[Supplied records start]

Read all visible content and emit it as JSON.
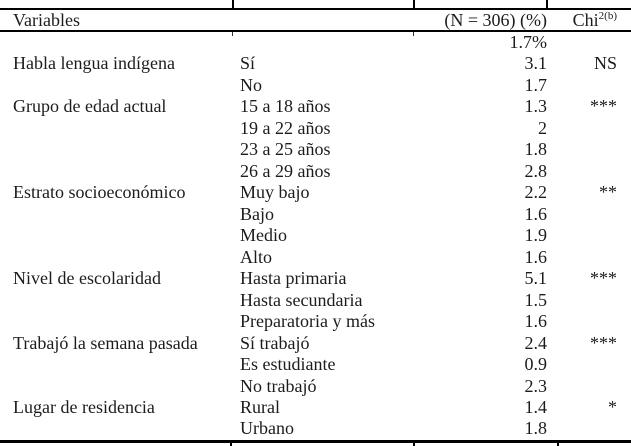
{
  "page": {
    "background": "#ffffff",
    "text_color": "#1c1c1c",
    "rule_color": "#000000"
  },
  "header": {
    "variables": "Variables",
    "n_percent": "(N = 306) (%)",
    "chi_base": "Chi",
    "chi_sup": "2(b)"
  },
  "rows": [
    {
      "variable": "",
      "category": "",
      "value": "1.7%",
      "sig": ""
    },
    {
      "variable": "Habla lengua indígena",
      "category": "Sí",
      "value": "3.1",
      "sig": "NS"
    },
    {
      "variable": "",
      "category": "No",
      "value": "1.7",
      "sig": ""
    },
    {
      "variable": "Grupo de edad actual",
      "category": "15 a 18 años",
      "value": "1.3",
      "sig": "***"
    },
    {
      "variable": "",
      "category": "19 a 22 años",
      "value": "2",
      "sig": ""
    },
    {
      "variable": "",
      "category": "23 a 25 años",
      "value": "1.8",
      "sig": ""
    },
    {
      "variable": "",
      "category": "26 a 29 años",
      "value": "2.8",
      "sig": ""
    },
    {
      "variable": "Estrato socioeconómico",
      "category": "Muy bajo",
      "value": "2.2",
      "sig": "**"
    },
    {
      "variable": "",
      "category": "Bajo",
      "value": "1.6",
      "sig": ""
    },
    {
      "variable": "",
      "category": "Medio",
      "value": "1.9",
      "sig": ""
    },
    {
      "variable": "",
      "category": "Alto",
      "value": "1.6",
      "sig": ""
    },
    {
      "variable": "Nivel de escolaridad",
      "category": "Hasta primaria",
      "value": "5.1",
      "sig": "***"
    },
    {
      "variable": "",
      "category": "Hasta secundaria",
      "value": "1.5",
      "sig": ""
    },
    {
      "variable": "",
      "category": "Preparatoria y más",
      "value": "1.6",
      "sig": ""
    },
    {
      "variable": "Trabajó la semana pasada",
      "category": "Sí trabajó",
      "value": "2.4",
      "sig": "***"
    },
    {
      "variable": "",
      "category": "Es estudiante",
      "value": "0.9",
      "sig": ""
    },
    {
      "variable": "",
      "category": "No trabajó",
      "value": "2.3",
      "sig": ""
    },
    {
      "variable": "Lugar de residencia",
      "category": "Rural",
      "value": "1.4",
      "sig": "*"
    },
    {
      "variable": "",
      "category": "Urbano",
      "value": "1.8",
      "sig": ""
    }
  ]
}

[Supplied records end]
[Supplied records start]

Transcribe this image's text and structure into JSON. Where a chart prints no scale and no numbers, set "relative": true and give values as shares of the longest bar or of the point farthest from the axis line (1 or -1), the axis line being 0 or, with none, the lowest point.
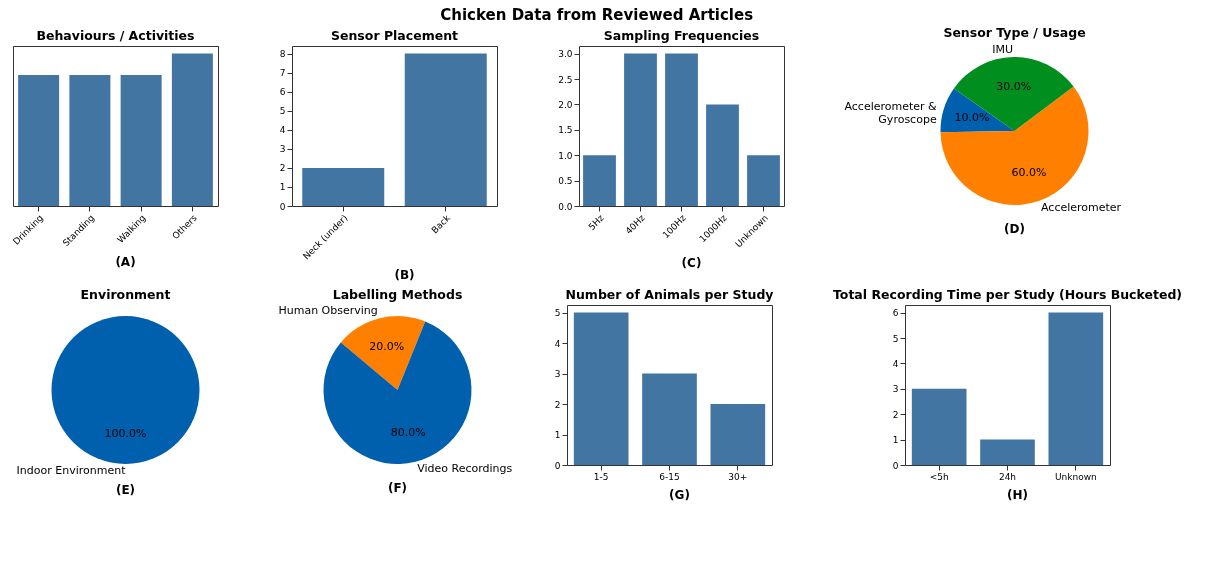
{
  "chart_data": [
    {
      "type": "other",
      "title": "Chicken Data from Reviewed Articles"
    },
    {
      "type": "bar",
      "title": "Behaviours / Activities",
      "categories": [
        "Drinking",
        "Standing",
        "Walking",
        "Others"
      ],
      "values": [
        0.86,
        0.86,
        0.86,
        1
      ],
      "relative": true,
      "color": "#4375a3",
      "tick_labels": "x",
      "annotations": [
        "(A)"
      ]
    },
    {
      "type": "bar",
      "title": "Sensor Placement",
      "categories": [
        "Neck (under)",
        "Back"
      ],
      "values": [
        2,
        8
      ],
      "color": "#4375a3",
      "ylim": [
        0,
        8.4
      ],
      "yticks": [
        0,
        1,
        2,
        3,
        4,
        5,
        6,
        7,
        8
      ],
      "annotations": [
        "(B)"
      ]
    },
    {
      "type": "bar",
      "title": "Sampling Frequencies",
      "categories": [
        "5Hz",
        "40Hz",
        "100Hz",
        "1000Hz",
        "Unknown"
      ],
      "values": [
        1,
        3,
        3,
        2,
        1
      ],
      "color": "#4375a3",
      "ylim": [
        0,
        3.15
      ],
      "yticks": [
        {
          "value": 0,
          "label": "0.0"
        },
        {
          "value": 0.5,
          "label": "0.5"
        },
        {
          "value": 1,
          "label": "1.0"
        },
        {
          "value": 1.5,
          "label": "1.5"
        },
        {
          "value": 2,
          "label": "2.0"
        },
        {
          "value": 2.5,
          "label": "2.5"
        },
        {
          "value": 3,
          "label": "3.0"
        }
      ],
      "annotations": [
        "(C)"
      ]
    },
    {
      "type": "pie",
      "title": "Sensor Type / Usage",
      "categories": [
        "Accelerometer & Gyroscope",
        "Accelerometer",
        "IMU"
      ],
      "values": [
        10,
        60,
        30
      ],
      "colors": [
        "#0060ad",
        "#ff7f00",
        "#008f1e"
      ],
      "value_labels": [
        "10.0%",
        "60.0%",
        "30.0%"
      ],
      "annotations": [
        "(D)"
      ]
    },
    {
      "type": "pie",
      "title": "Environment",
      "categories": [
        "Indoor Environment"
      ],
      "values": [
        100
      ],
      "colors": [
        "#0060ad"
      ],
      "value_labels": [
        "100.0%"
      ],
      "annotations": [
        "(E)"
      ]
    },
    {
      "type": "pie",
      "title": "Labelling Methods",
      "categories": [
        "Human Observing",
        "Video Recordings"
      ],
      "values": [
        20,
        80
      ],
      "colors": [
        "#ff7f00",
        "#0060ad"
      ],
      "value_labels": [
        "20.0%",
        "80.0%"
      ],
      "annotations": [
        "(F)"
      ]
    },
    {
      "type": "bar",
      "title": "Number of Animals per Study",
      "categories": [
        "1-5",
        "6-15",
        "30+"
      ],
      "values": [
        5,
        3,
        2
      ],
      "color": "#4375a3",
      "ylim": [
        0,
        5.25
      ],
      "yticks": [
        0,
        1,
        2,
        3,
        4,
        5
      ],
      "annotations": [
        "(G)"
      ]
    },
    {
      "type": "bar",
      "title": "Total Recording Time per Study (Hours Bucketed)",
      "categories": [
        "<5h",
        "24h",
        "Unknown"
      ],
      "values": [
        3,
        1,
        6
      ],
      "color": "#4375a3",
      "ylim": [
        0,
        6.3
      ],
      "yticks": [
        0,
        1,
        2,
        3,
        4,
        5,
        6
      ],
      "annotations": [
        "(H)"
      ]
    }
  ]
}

[Supplied records end]

• Work to do: Check each line of the material above for "relative" and say how many lines contain it, giving the number alone.

• Response for this exercise: 2